**Instructions for the task**
Go through the material and write it all out exactly, minus the pictures.

** Start Extracted information **

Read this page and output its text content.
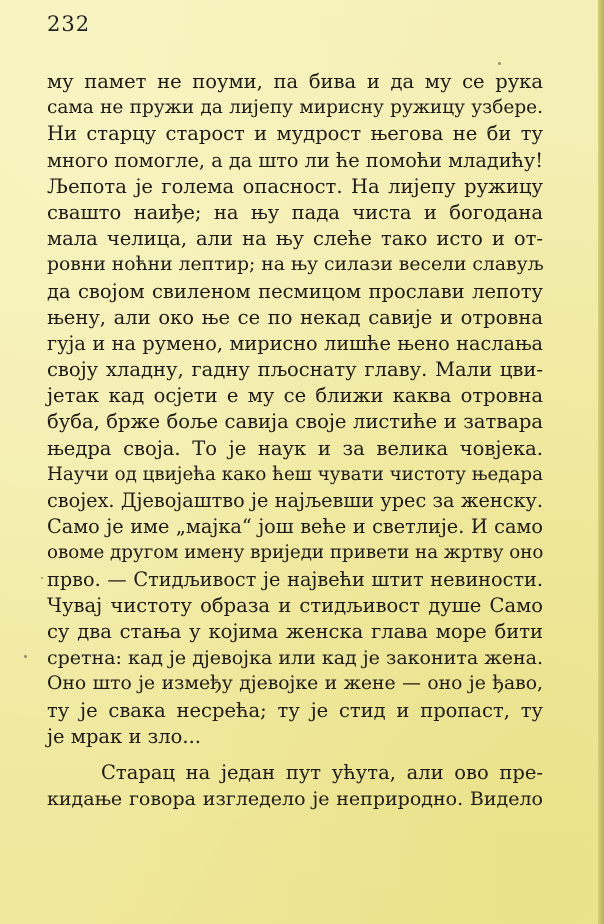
232
му памет не поуми, па бива и да му се рука
сама не пружи да лијепу мирисну ружицу узбере.
Ни старцу старост и мудрост његова не би ту
много помогле, а да што ли ће помоћи младићу!
Љепота је голема опасност. На лијепу ружицу
свашто наиђе; на њу пада чиста и богодана
мала челица, али на њу слеће тако исто и от-
ровни ноћни лептир; на њу силази весели славуљ
да својом свиленом песмицом прослави лепоту
њену, али око ње се по некад савије и отровна
гуја и на румено, мирисно лишће њено наслања
своју хладну, гадну пљоснату главу. Мали цви-
јетак кад осјети е му се ближи каква отровна
буба, брже боље савија своје листиће и затвара
њедра своја. То је наук и за велика човјека.
Научи од цвијећа како ћеш чувати чистоту њедара
својех. Дјевојаштво је најљевши урес за женску.
Само је име „мајка“ још веће и светлије. И само
овоме другом имену вриједи привети на жртву оно
прво. — Стидљивост је највећи штит невиности.
Чувај чистоту образа и стидљивост душе Само
су два стања у којима женска глава море бити
сретна: кад је дјевојка или кад је законита жена.
Оно што је између дјевојке и жене — оно је ђаво,
ту је свака несрећа; ту је стид и пропаст, ту
је мрак и зло...
Старац на један пут ућута, али ово пре-
кидање говора изгледело је неприродно. Видело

** End Extracted information **

**The output**
Read this page and output its text content.
232
му памет не поуми, па бива и да му се рука
сама не пружи да лијепу мирисну ружицу узбере.
Ни старцу старост и мудрост његова не би ту
много помогле, а да што ли ће помоћи младићу!
Љепота је голема опасност. На лијепу ружицу
свашто наиђе; на њу пада чиста и богодана
мала челица, али на њу слеће тако исто и от-
ровни ноћни лептир; на њу силази весели славуљ
да својом свиленом песмицом прослави лепоту
њену, али око ње се по некад савије и отровна
гуја и на румено, мирисно лишће њено наслања
своју хладну, гадну пљоснату главу. Мали цви-
јетак кад осјети е му се ближи каква отровна
буба, брже боље савија своје листиће и затвара
њедра своја. То је наук и за велика човјека.
Научи од цвијећа како ћеш чувати чистоту њедара
својех. Дјевојаштво је најљевши урес за женску.
Само је име „мајка“ још веће и светлије. И само
овоме другом имену вриједи привети на жртву оно
прво. — Стидљивост је највећи штит невиности.
Чувај чистоту образа и стидљивост душе Само
су два стања у којима женска глава море бити
сретна: кад је дјевојка или кад је законита жена.
Оно што је између дјевојке и жене — оно је ђаво,
ту је свака несрећа; ту је стид и пропаст, ту
је мрак и зло...
Старац на један пут ућута, али ово пре-
кидање говора изгледело је неприродно. Видело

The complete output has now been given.